Problem
Output the entries word for word. Omit images.

(Dataset items)
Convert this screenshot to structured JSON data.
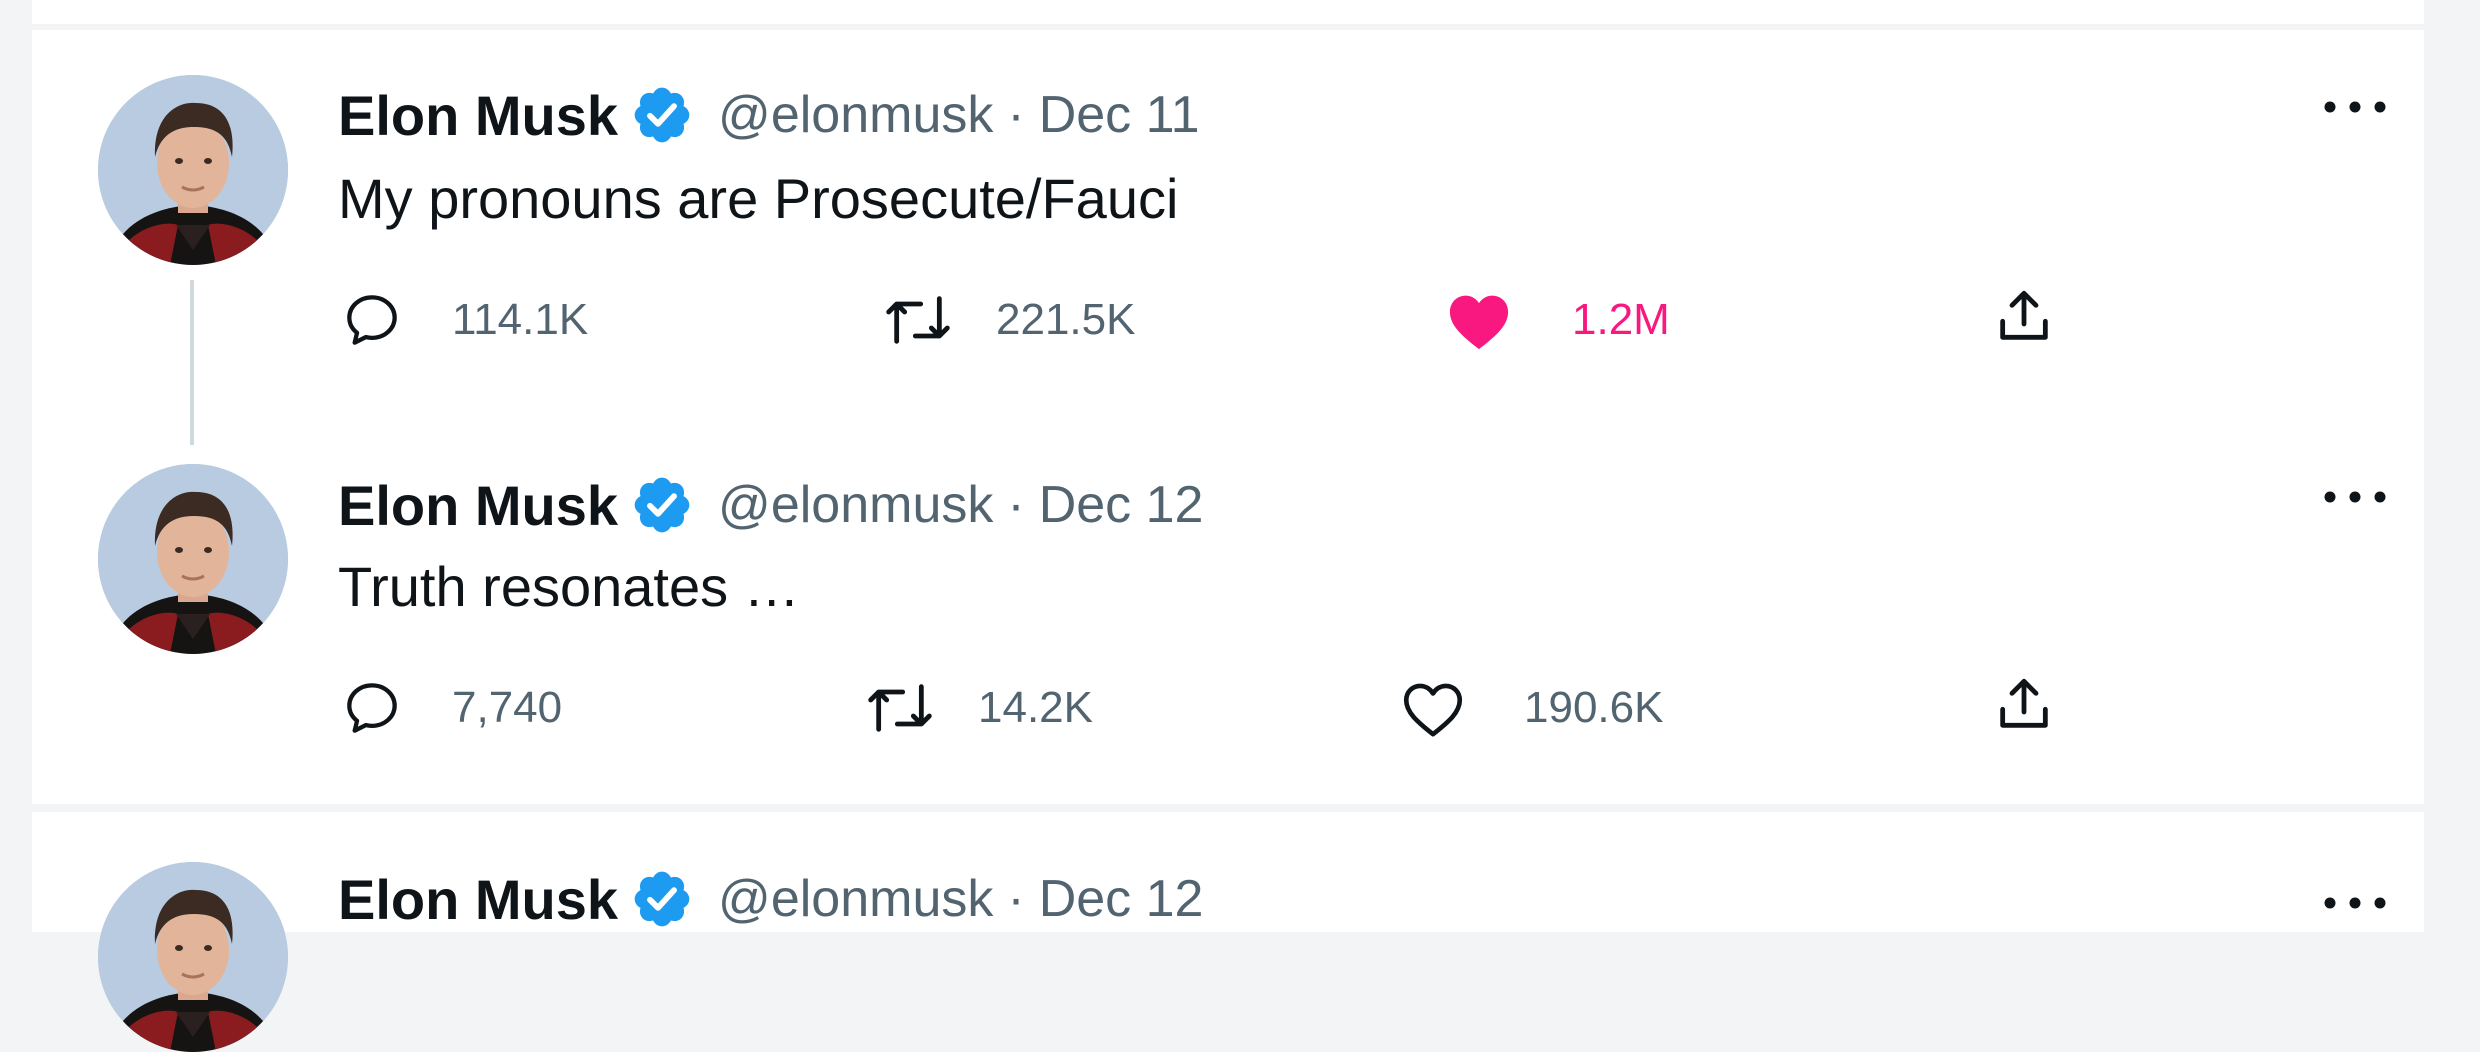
{
  "tweets": [
    {
      "author": {
        "name": "Elon Musk",
        "handle": "@elonmusk",
        "verified": true
      },
      "separator": "·",
      "date": "Dec 11",
      "text": "My pronouns are Prosecute/Fauci",
      "stats": {
        "replies": "114.1K",
        "retweets": "221.5K",
        "likes": "1.2M",
        "liked": true
      },
      "icons": [
        "reply-icon",
        "retweet-icon",
        "heart-filled-icon",
        "share-icon",
        "more-icon"
      ]
    },
    {
      "author": {
        "name": "Elon Musk",
        "handle": "@elonmusk",
        "verified": true
      },
      "separator": "·",
      "date": "Dec 12",
      "text": "Truth resonates …",
      "stats": {
        "replies": "7,740",
        "retweets": "14.2K",
        "likes": "190.6K",
        "liked": false
      },
      "icons": [
        "reply-icon",
        "retweet-icon",
        "heart-outline-icon",
        "share-icon",
        "more-icon"
      ]
    },
    {
      "author": {
        "name": "Elon Musk",
        "handle": "@elonmusk",
        "verified": true
      },
      "separator": "·",
      "date": "Dec 12"
    }
  ],
  "colors": {
    "text_primary": "#0f1419",
    "text_secondary": "#536471",
    "verified_blue": "#1d9bf0",
    "like_pink": "#f91880",
    "thread_line": "#cfd9de"
  }
}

Answer to this problem
Convert this screenshot to structured JSON data.
{
  "tweets": [
    {
      "author": {
        "name": "Elon Musk",
        "handle": "@elonmusk",
        "verified": true
      },
      "separator": "·",
      "date": "Dec 11",
      "text": "My pronouns are Prosecute/Fauci",
      "stats": {
        "replies": "114.1K",
        "retweets": "221.5K",
        "likes": "1.2M",
        "liked": true
      },
      "icons": [
        "reply-icon",
        "retweet-icon",
        "heart-filled-icon",
        "share-icon",
        "more-icon"
      ]
    },
    {
      "author": {
        "name": "Elon Musk",
        "handle": "@elonmusk",
        "verified": true
      },
      "separator": "·",
      "date": "Dec 12",
      "text": "Truth resonates …",
      "stats": {
        "replies": "7,740",
        "retweets": "14.2K",
        "likes": "190.6K",
        "liked": false
      },
      "icons": [
        "reply-icon",
        "retweet-icon",
        "heart-outline-icon",
        "share-icon",
        "more-icon"
      ]
    },
    {
      "author": {
        "name": "Elon Musk",
        "handle": "@elonmusk",
        "verified": true
      },
      "separator": "·",
      "date": "Dec 12"
    }
  ],
  "colors": {
    "text_primary": "#0f1419",
    "text_secondary": "#536471",
    "verified_blue": "#1d9bf0",
    "like_pink": "#f91880",
    "thread_line": "#cfd9de"
  }
}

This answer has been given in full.